>>

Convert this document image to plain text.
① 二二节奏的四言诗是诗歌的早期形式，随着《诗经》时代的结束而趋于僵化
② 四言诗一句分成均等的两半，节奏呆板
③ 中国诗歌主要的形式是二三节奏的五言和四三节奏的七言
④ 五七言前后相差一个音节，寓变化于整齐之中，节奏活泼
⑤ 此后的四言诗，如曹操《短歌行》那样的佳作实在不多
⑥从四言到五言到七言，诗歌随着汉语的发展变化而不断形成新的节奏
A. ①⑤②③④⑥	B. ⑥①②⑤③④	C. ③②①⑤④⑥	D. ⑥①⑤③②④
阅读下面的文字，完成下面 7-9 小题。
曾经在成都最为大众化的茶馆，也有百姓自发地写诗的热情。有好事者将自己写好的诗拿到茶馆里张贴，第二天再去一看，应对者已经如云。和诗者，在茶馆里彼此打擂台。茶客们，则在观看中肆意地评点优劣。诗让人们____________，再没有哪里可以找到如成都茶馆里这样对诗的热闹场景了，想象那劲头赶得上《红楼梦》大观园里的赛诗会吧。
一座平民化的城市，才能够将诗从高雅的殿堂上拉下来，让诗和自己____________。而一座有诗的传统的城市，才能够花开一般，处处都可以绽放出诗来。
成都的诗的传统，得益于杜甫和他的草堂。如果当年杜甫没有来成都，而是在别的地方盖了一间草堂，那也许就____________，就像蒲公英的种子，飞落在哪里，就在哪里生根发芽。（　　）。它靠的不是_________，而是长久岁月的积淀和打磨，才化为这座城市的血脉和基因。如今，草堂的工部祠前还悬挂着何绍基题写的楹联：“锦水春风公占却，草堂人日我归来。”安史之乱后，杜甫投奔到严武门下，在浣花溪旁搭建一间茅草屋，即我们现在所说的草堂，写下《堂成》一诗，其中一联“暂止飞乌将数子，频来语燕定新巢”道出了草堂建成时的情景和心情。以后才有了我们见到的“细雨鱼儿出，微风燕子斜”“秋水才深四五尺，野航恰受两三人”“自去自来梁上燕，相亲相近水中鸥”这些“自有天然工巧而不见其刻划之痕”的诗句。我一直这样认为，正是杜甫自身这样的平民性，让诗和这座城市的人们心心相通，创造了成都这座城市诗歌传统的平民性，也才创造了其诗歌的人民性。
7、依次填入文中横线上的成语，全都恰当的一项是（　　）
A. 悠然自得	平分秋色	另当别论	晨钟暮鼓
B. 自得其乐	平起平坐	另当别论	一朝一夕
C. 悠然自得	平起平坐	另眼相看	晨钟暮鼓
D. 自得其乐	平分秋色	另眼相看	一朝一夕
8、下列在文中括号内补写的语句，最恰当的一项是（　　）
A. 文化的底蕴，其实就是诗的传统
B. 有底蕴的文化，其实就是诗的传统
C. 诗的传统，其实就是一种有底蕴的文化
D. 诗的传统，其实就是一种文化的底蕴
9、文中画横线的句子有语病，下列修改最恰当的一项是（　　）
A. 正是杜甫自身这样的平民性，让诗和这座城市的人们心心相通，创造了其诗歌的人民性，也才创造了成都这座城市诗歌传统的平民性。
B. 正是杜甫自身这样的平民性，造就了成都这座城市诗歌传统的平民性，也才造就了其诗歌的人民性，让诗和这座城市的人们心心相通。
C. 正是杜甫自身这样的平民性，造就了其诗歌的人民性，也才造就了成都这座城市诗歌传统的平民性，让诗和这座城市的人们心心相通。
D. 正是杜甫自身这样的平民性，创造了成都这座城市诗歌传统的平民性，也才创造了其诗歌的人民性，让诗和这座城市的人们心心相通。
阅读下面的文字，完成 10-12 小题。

<<

Return only the number of lines in the data above that include the word "另当别论".

## Written response:
2